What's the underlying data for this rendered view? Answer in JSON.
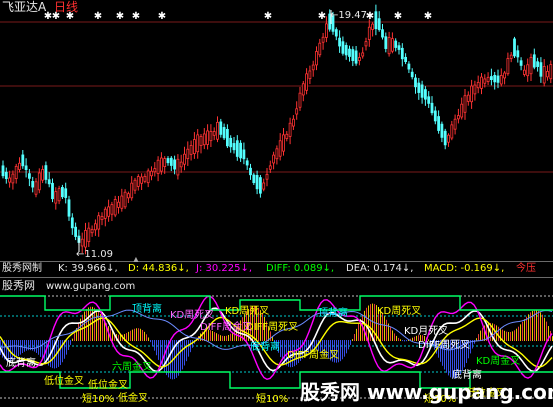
{
  "price_panel": {
    "stock_name": "飞亚达A",
    "period": "日线",
    "high_label": "19.47",
    "low_label": "11.09",
    "colors": {
      "up": "#ff3333",
      "down": "#54ffff",
      "marker": "#ffffff",
      "grid": "#7a1a1a"
    }
  },
  "indicator_bar": {
    "name": "股秀网制",
    "k": "K: 39.966↓,",
    "d": "D: 44.836↓,",
    "j": "J: 30.225↓,",
    "diff": "DIFF: 0.089↓,",
    "dea": "DEA: 0.174↓,",
    "macd": "MACD: -0.169↓,",
    "extra": "今压"
  },
  "indicator_panel": {
    "site_name": "股秀网",
    "url": "www.gupang.com",
    "watermark": "股秀网 www.gupang.com",
    "labels": [
      "顶背离",
      "KD周死叉",
      "KD周死叉",
      "顶背离",
      "KD周死叉",
      "KD月死叉",
      "DIFF周死叉",
      "KD周金叉",
      "DIFF周金叉",
      "底背离",
      "底背离",
      "六周金叉",
      "低位金叉",
      "低位金叉",
      "短10%",
      "低金叉",
      "短10%",
      "短10%",
      "底背离",
      "低位金叉",
      "DIFF周死叉",
      "DIFF周金叉"
    ]
  }
}
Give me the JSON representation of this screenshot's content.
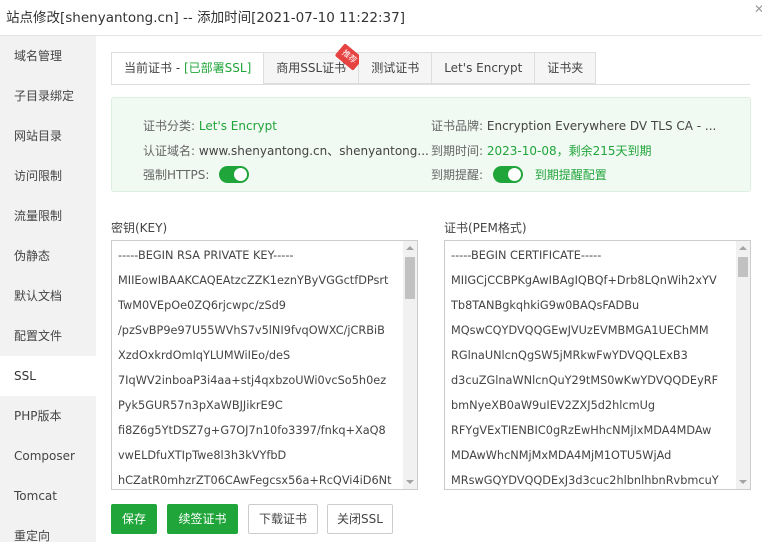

------------

Find each line with the string "gupang" and copy it out.

**Task output**
    "url": "www.gupang.com",
    "watermark": "股秀网 www.gupang.com",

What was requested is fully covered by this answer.